- WORK TO COMPLETE: Output all records precisely as written.

········

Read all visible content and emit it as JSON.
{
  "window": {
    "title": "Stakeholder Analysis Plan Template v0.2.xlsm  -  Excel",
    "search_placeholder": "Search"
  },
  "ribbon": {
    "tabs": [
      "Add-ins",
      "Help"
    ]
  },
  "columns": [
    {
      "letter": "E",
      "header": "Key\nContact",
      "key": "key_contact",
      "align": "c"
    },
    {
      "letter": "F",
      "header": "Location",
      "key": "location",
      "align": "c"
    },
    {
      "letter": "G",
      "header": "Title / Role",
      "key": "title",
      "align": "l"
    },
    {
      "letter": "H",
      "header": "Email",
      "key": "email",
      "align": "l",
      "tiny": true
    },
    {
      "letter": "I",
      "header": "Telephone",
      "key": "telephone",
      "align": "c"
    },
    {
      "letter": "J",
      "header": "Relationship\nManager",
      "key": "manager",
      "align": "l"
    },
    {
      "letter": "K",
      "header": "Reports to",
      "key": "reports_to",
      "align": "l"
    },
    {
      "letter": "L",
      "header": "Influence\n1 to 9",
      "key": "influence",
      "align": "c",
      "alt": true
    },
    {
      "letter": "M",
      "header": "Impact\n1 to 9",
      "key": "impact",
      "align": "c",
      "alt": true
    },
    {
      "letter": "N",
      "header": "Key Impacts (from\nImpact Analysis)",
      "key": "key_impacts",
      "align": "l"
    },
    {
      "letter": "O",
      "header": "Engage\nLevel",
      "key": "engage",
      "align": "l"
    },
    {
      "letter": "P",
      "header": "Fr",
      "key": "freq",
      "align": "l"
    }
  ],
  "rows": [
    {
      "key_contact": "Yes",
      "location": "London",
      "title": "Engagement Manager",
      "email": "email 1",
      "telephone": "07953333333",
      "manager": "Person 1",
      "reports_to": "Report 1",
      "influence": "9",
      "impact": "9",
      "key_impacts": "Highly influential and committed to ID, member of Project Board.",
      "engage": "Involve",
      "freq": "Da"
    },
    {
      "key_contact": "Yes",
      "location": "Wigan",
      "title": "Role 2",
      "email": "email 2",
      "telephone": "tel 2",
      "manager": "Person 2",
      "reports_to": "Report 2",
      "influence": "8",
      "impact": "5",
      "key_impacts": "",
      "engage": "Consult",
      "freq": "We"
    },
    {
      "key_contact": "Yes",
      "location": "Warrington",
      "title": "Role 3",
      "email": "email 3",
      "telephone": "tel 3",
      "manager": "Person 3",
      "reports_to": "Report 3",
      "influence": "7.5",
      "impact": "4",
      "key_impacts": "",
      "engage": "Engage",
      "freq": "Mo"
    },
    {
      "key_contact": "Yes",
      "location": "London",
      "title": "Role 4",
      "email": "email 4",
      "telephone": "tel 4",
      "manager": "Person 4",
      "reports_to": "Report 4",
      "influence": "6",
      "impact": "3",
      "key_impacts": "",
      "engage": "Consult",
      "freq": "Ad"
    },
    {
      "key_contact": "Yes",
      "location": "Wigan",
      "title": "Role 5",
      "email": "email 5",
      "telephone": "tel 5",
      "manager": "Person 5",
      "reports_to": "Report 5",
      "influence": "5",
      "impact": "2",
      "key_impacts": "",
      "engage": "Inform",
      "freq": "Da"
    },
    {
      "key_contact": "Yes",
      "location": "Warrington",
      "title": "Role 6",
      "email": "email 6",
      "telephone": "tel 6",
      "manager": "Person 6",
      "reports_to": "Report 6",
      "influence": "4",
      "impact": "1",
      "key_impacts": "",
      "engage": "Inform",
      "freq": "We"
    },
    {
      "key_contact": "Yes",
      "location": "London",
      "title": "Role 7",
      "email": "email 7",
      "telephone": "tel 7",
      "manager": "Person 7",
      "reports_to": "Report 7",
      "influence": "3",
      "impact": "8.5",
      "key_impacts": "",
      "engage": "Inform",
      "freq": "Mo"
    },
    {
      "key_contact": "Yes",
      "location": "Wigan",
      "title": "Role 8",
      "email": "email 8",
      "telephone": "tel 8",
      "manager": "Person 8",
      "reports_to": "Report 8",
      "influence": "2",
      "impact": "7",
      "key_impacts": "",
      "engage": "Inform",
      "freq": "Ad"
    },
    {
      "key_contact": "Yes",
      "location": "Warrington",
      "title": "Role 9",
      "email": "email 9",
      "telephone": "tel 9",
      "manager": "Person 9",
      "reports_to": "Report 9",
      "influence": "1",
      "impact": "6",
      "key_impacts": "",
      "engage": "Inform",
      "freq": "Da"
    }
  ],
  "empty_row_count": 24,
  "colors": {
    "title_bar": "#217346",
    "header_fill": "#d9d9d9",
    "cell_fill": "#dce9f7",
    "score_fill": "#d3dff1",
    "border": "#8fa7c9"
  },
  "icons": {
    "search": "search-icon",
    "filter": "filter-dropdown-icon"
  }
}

········

- FULL RESPONSE:
Read all visible content and emit it as JSON.
{
  "window": {
    "title": "Stakeholder Analysis Plan Template v0.2.xlsm  -  Excel",
    "search_placeholder": "Search"
  },
  "ribbon": {
    "tabs": [
      "Add-ins",
      "Help"
    ]
  },
  "columns": [
    {
      "letter": "E",
      "header": "Key\nContact",
      "key": "key_contact",
      "align": "c"
    },
    {
      "letter": "F",
      "header": "Location",
      "key": "location",
      "align": "c"
    },
    {
      "letter": "G",
      "header": "Title / Role",
      "key": "title",
      "align": "l"
    },
    {
      "letter": "H",
      "header": "Email",
      "key": "email",
      "align": "l",
      "tiny": true
    },
    {
      "letter": "I",
      "header": "Telephone",
      "key": "telephone",
      "align": "c"
    },
    {
      "letter": "J",
      "header": "Relationship\nManager",
      "key": "manager",
      "align": "l"
    },
    {
      "letter": "K",
      "header": "Reports to",
      "key": "reports_to",
      "align": "l"
    },
    {
      "letter": "L",
      "header": "Influence\n1 to 9",
      "key": "influence",
      "align": "c",
      "alt": true
    },
    {
      "letter": "M",
      "header": "Impact\n1 to 9",
      "key": "impact",
      "align": "c",
      "alt": true
    },
    {
      "letter": "N",
      "header": "Key Impacts (from\nImpact Analysis)",
      "key": "key_impacts",
      "align": "l"
    },
    {
      "letter": "O",
      "header": "Engage\nLevel",
      "key": "engage",
      "align": "l"
    },
    {
      "letter": "P",
      "header": "Fr",
      "key": "freq",
      "align": "l"
    }
  ],
  "rows": [
    {
      "key_contact": "Yes",
      "location": "London",
      "title": "Engagement Manager",
      "email": "email 1",
      "telephone": "07953333333",
      "manager": "Person 1",
      "reports_to": "Report 1",
      "influence": "9",
      "impact": "9",
      "key_impacts": "Highly influential and committed to ID, member of Project Board.",
      "engage": "Involve",
      "freq": "Da"
    },
    {
      "key_contact": "Yes",
      "location": "Wigan",
      "title": "Role 2",
      "email": "email 2",
      "telephone": "tel 2",
      "manager": "Person 2",
      "reports_to": "Report 2",
      "influence": "8",
      "impact": "5",
      "key_impacts": "",
      "engage": "Consult",
      "freq": "We"
    },
    {
      "key_contact": "Yes",
      "location": "Warrington",
      "title": "Role 3",
      "email": "email 3",
      "telephone": "tel 3",
      "manager": "Person 3",
      "reports_to": "Report 3",
      "influence": "7.5",
      "impact": "4",
      "key_impacts": "",
      "engage": "Engage",
      "freq": "Mo"
    },
    {
      "key_contact": "Yes",
      "location": "London",
      "title": "Role 4",
      "email": "email 4",
      "telephone": "tel 4",
      "manager": "Person 4",
      "reports_to": "Report 4",
      "influence": "6",
      "impact": "3",
      "key_impacts": "",
      "engage": "Consult",
      "freq": "Ad"
    },
    {
      "key_contact": "Yes",
      "location": "Wigan",
      "title": "Role 5",
      "email": "email 5",
      "telephone": "tel 5",
      "manager": "Person 5",
      "reports_to": "Report 5",
      "influence": "5",
      "impact": "2",
      "key_impacts": "",
      "engage": "Inform",
      "freq": "Da"
    },
    {
      "key_contact": "Yes",
      "location": "Warrington",
      "title": "Role 6",
      "email": "email 6",
      "telephone": "tel 6",
      "manager": "Person 6",
      "reports_to": "Report 6",
      "influence": "4",
      "impact": "1",
      "key_impacts": "",
      "engage": "Inform",
      "freq": "We"
    },
    {
      "key_contact": "Yes",
      "location": "London",
      "title": "Role 7",
      "email": "email 7",
      "telephone": "tel 7",
      "manager": "Person 7",
      "reports_to": "Report 7",
      "influence": "3",
      "impact": "8.5",
      "key_impacts": "",
      "engage": "Inform",
      "freq": "Mo"
    },
    {
      "key_contact": "Yes",
      "location": "Wigan",
      "title": "Role 8",
      "email": "email 8",
      "telephone": "tel 8",
      "manager": "Person 8",
      "reports_to": "Report 8",
      "influence": "2",
      "impact": "7",
      "key_impacts": "",
      "engage": "Inform",
      "freq": "Ad"
    },
    {
      "key_contact": "Yes",
      "location": "Warrington",
      "title": "Role 9",
      "email": "email 9",
      "telephone": "tel 9",
      "manager": "Person 9",
      "reports_to": "Report 9",
      "influence": "1",
      "impact": "6",
      "key_impacts": "",
      "engage": "Inform",
      "freq": "Da"
    }
  ],
  "empty_row_count": 24,
  "colors": {
    "title_bar": "#217346",
    "header_fill": "#d9d9d9",
    "cell_fill": "#dce9f7",
    "score_fill": "#d3dff1",
    "border": "#8fa7c9"
  },
  "icons": {
    "search": "search-icon",
    "filter": "filter-dropdown-icon"
  }
}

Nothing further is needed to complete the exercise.